+++ Source records
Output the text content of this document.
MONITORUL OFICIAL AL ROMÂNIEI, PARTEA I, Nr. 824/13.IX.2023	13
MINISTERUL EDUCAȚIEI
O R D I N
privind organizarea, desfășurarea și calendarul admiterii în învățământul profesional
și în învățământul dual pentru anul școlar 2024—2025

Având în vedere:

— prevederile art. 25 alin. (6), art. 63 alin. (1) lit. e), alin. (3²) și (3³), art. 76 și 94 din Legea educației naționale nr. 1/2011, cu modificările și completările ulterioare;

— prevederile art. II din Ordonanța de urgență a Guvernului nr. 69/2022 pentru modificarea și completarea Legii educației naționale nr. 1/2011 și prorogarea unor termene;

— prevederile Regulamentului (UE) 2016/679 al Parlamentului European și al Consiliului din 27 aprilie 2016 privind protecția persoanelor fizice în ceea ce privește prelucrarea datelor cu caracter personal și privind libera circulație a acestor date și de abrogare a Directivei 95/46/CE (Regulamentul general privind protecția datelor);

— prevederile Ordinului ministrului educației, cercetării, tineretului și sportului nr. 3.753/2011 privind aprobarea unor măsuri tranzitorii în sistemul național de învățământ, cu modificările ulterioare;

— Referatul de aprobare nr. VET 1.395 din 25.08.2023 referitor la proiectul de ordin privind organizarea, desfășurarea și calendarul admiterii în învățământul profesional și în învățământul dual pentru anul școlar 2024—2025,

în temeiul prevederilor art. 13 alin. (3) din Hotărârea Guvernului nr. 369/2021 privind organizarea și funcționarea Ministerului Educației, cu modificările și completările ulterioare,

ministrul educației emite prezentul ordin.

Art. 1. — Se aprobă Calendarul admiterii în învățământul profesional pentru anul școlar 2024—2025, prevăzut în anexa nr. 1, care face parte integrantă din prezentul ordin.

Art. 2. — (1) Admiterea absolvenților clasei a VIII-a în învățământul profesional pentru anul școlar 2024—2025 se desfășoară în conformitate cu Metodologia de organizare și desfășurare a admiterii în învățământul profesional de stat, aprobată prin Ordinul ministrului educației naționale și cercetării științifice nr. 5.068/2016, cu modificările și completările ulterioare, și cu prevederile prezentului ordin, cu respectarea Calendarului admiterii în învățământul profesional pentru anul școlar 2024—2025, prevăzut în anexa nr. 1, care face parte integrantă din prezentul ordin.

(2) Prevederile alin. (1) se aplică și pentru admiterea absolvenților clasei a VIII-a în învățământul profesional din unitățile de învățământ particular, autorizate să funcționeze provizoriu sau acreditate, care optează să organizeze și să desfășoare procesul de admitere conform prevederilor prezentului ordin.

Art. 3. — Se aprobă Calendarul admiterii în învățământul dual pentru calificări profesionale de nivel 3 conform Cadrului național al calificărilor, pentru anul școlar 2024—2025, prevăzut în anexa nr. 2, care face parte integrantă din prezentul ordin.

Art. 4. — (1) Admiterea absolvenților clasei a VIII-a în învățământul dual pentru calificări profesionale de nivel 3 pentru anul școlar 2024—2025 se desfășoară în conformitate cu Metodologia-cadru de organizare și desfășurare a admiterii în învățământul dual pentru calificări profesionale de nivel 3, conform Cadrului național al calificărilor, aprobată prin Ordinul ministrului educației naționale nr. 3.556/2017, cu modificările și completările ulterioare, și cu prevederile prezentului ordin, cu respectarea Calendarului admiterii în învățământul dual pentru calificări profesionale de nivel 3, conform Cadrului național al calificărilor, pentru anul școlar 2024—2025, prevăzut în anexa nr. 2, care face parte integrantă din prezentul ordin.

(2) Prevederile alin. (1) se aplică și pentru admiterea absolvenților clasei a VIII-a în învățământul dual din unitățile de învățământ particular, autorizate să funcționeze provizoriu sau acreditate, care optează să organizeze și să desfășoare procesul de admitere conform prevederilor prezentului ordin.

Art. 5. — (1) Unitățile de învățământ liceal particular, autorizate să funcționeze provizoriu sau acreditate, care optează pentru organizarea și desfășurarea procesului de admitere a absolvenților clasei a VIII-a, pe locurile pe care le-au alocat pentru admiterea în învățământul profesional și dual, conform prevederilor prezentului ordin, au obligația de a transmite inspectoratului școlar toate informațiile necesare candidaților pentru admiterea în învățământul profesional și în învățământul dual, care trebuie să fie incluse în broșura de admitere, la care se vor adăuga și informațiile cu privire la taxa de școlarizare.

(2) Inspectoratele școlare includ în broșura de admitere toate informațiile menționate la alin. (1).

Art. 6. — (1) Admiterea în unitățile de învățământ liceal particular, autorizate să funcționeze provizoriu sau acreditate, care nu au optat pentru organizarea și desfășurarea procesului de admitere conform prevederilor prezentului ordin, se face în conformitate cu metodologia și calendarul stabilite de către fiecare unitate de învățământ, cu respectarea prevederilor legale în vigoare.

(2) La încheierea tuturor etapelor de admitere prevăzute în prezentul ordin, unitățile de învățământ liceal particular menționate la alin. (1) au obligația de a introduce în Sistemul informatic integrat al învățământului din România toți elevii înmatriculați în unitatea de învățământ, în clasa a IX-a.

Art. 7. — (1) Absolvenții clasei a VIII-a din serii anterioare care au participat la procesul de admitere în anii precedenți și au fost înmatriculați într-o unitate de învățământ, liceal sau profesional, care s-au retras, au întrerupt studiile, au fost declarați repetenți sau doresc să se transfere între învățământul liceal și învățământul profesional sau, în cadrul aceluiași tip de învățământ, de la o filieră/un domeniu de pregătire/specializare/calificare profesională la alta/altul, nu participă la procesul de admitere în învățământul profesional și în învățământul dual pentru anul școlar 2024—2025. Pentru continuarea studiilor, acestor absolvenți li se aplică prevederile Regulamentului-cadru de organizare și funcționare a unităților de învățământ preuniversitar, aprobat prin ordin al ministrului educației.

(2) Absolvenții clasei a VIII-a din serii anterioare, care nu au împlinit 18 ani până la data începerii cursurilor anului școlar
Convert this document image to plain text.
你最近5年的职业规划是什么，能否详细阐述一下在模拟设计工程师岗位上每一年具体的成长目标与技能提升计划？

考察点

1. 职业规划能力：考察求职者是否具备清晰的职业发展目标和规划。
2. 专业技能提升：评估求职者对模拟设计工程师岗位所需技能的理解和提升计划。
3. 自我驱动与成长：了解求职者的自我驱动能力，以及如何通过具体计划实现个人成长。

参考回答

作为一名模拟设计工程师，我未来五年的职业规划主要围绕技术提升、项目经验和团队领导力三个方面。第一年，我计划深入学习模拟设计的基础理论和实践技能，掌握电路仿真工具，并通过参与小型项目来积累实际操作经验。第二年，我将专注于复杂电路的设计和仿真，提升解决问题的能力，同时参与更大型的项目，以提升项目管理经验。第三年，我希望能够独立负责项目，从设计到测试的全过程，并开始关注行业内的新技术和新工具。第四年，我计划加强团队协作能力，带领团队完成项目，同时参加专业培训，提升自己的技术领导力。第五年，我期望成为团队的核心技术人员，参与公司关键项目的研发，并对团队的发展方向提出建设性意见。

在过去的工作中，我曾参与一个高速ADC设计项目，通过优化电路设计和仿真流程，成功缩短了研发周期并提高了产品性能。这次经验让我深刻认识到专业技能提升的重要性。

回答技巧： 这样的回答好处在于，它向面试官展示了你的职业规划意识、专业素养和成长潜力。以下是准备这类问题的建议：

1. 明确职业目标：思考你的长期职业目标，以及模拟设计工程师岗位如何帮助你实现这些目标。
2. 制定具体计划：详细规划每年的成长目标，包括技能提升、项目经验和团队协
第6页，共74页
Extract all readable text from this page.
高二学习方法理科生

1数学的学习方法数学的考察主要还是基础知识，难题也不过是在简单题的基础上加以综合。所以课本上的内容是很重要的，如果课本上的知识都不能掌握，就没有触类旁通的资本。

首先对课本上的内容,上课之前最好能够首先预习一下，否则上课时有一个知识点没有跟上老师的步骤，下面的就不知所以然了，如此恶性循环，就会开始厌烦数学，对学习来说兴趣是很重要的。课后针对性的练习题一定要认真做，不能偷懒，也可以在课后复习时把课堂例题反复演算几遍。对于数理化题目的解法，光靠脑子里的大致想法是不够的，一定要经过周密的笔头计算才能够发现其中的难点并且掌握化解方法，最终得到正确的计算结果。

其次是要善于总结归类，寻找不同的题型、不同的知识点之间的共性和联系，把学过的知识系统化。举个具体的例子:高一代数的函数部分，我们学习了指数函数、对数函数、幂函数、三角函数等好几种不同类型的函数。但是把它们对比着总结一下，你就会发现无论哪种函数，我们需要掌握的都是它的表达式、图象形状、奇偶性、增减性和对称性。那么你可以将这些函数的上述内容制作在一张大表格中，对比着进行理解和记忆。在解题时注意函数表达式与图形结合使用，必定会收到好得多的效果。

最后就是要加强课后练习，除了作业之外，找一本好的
++++++
Requirements
Pick out lines containing the word "this", each one as written.

Exercise solution
Output the text content of this document.
Convert this document image to plain text.
Extract all readable text from this page.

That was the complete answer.